>>>>>

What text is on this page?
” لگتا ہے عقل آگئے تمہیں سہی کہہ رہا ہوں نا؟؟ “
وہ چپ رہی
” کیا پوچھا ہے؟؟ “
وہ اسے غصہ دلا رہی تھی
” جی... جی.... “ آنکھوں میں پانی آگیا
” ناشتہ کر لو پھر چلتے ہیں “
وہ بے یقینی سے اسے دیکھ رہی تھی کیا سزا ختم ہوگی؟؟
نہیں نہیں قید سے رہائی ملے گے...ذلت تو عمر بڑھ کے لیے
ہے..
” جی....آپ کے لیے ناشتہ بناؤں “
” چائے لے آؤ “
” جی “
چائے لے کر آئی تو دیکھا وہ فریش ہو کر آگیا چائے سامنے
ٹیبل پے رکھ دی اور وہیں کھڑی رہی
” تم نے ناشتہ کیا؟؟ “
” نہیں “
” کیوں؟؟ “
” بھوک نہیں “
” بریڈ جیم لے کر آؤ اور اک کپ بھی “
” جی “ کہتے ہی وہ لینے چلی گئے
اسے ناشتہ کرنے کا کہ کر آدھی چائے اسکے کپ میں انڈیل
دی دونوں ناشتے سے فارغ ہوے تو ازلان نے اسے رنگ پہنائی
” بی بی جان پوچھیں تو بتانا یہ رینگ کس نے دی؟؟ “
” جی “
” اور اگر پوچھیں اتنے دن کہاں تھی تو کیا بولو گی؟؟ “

<<<<<

» **What is needed**
Every record above needs to be repeated word for word.

» **Completed task**
What text is on this page?
” لگتا ہے عقل آگئے تمہیں سہی کہہ رہا ہوں نا؟؟ “
وہ چپ رہی
” کیا پوچھا ہے؟؟ “
وہ اسے غصہ دلا رہی تھی
” جی... جی.... “ آنکھوں میں پانی آگیا
” ناشتہ کر لو پھر چلتے ہیں “
وہ بے یقینی سے اسے دیکھ رہی تھی کیا سزا ختم ہوگی؟؟
نہیں نہیں قید سے رہائی ملے گے...ذلت تو عمر بڑھ کے لیے
ہے..
” جی....آپ کے لیے ناشتہ بناؤں “
” چائے لے آؤ “
” جی “
چائے لے کر آئی تو دیکھا وہ فریش ہو کر آگیا چائے سامنے
ٹیبل پے رکھ دی اور وہیں کھڑی رہی
” تم نے ناشتہ کیا؟؟ “
” نہیں “
” کیوں؟؟ “
” بھوک نہیں “
” بریڈ جیم لے کر آؤ اور اک کپ بھی “
” جی “ کہتے ہی وہ لینے چلی گئے
اسے ناشتہ کرنے کا کہ کر آدھی چائے اسکے کپ میں انڈیل
دی دونوں ناشتے سے فارغ ہوے تو ازلان نے اسے رنگ پہنائی
” بی بی جان پوچھیں تو بتانا یہ رینگ کس نے دی؟؟ “
” جی “
” اور اگر پوچھیں اتنے دن کہاں تھی تو کیا بولو گی؟؟ “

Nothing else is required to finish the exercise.